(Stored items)
######
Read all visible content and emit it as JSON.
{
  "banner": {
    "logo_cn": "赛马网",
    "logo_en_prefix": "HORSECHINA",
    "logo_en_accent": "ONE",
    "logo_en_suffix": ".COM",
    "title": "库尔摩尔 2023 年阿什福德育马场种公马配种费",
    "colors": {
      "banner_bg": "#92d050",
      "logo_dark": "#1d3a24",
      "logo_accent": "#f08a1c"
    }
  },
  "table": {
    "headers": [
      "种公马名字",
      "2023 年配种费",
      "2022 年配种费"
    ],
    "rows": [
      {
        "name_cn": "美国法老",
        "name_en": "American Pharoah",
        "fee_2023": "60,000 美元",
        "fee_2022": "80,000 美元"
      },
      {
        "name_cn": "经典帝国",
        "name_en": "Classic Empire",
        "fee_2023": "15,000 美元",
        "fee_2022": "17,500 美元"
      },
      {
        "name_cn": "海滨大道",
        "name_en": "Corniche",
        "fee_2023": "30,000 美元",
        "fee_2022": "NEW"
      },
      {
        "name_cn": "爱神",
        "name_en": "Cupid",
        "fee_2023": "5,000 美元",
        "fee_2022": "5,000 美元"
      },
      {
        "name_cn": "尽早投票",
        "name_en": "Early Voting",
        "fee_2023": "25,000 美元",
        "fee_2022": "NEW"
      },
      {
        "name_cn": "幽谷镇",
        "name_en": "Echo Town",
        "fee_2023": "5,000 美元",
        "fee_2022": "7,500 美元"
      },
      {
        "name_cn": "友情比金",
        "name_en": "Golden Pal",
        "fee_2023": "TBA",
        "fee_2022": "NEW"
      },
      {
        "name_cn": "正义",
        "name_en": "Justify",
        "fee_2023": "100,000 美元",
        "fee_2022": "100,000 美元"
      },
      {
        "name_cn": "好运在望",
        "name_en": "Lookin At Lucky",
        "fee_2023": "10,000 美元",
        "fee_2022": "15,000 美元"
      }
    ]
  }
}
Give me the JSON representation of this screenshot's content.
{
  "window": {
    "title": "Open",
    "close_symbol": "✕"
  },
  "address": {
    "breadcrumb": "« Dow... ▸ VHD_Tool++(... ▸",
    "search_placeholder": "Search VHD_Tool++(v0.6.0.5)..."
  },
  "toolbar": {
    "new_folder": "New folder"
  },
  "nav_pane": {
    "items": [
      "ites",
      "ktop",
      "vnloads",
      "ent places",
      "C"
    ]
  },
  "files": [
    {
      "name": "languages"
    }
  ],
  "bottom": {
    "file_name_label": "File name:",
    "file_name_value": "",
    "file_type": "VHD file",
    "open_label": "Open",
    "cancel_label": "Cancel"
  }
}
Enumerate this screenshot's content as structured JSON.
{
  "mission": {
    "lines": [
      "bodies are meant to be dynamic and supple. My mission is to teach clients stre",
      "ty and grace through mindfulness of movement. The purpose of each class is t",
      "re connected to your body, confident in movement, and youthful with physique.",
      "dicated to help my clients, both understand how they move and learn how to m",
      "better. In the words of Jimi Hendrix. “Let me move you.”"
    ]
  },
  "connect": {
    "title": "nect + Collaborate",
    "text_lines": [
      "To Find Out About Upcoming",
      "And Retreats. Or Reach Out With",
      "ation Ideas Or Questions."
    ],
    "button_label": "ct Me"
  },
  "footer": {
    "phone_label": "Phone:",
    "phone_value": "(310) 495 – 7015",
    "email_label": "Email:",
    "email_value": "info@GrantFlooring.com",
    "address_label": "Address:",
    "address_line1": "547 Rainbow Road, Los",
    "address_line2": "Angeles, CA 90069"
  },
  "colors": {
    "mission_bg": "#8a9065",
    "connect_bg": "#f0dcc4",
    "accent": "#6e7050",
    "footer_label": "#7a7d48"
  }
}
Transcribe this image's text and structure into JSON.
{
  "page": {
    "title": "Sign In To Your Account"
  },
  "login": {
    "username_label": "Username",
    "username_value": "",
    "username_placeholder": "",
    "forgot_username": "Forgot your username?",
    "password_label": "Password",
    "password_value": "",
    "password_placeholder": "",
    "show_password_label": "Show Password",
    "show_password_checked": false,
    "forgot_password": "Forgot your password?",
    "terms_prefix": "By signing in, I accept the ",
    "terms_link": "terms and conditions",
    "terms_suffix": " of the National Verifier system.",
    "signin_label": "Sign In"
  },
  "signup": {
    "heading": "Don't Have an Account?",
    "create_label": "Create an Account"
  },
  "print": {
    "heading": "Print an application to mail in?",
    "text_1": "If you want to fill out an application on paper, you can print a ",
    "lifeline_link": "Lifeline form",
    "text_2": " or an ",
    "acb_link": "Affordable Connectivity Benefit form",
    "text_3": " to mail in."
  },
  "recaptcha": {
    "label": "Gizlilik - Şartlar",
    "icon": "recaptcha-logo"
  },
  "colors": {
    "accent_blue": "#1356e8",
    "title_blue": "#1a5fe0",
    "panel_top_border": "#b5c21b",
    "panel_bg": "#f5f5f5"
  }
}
######
▸ EXERCISE INSTRUCTIONS: Can you give every line above again, exactly as written?

▸ SOLUTION:
Read all visible content and emit it as JSON.
{
  "banner": {
    "logo_cn": "赛马网",
    "logo_en_prefix": "HORSECHINA",
    "logo_en_accent": "ONE",
    "logo_en_suffix": ".COM",
    "title": "库尔摩尔 2023 年阿什福德育马场种公马配种费",
    "colors": {
      "banner_bg": "#92d050",
      "logo_dark": "#1d3a24",
      "logo_accent": "#f08a1c"
    }
  },
  "table": {
    "headers": [
      "种公马名字",
      "2023 年配种费",
      "2022 年配种费"
    ],
    "rows": [
      {
        "name_cn": "美国法老",
        "name_en": "American Pharoah",
        "fee_2023": "60,000 美元",
        "fee_2022": "80,000 美元"
      },
      {
        "name_cn": "经典帝国",
        "name_en": "Classic Empire",
        "fee_2023": "15,000 美元",
        "fee_2022": "17,500 美元"
      },
      {
        "name_cn": "海滨大道",
        "name_en": "Corniche",
        "fee_2023": "30,000 美元",
        "fee_2022": "NEW"
      },
      {
        "name_cn": "爱神",
        "name_en": "Cupid",
        "fee_2023": "5,000 美元",
        "fee_2022": "5,000 美元"
      },
      {
        "name_cn": "尽早投票",
        "name_en": "Early Voting",
        "fee_2023": "25,000 美元",
        "fee_2022": "NEW"
      },
      {
        "name_cn": "幽谷镇",
        "name_en": "Echo Town",
        "fee_2023": "5,000 美元",
        "fee_2022": "7,500 美元"
      },
      {
        "name_cn": "友情比金",
        "name_en": "Golden Pal",
        "fee_2023": "TBA",
        "fee_2022": "NEW"
      },
      {
        "name_cn": "正义",
        "name_en": "Justify",
        "fee_2023": "100,000 美元",
        "fee_2022": "100,000 美元"
      },
      {
        "name_cn": "好运在望",
        "name_en": "Lookin At Lucky",
        "fee_2023": "10,000 美元",
        "fee_2022": "15,000 美元"
      }
    ]
  }
}
Give me the JSON representation of this screenshot's content.
{
  "window": {
    "title": "Open",
    "close_symbol": "✕"
  },
  "address": {
    "breadcrumb": "« Dow... ▸ VHD_Tool++(... ▸",
    "search_placeholder": "Search VHD_Tool++(v0.6.0.5)..."
  },
  "toolbar": {
    "new_folder": "New folder"
  },
  "nav_pane": {
    "items": [
      "ites",
      "ktop",
      "vnloads",
      "ent places",
      "C"
    ]
  },
  "files": [
    {
      "name": "languages"
    }
  ],
  "bottom": {
    "file_name_label": "File name:",
    "file_name_value": "",
    "file_type": "VHD file",
    "open_label": "Open",
    "cancel_label": "Cancel"
  }
}
Enumerate this screenshot's content as structured JSON.
{
  "mission": {
    "lines": [
      "bodies are meant to be dynamic and supple. My mission is to teach clients stre",
      "ty and grace through mindfulness of movement. The purpose of each class is t",
      "re connected to your body, confident in movement, and youthful with physique.",
      "dicated to help my clients, both understand how they move and learn how to m",
      "better. In the words of Jimi Hendrix. “Let me move you.”"
    ]
  },
  "connect": {
    "title": "nect + Collaborate",
    "text_lines": [
      "To Find Out About Upcoming",
      "And Retreats. Or Reach Out With",
      "ation Ideas Or Questions."
    ],
    "button_label": "ct Me"
  },
  "footer": {
    "phone_label": "Phone:",
    "phone_value": "(310) 495 – 7015",
    "email_label": "Email:",
    "email_value": "info@GrantFlooring.com",
    "address_label": "Address:",
    "address_line1": "547 Rainbow Road, Los",
    "address_line2": "Angeles, CA 90069"
  },
  "colors": {
    "mission_bg": "#8a9065",
    "connect_bg": "#f0dcc4",
    "accent": "#6e7050",
    "footer_label": "#7a7d48"
  }
}
Transcribe this image's text and structure into JSON.
{
  "page": {
    "title": "Sign In To Your Account"
  },
  "login": {
    "username_label": "Username",
    "username_value": "",
    "username_placeholder": "",
    "forgot_username": "Forgot your username?",
    "password_label": "Password",
    "password_value": "",
    "password_placeholder": "",
    "show_password_label": "Show Password",
    "show_password_checked": false,
    "forgot_password": "Forgot your password?",
    "terms_prefix": "By signing in, I accept the ",
    "terms_link": "terms and conditions",
    "terms_suffix": " of the National Verifier system.",
    "signin_label": "Sign In"
  },
  "signup": {
    "heading": "Don't Have an Account?",
    "create_label": "Create an Account"
  },
  "print": {
    "heading": "Print an application to mail in?",
    "text_1": "If you want to fill out an application on paper, you can print a ",
    "lifeline_link": "Lifeline form",
    "text_2": " or an ",
    "acb_link": "Affordable Connectivity Benefit form",
    "text_3": " to mail in."
  },
  "recaptcha": {
    "label": "Gizlilik - Şartlar",
    "icon": "recaptcha-logo"
  },
  "colors": {
    "accent_blue": "#1356e8",
    "title_blue": "#1a5fe0",
    "panel_top_border": "#b5c21b",
    "panel_bg": "#f5f5f5"
  }
}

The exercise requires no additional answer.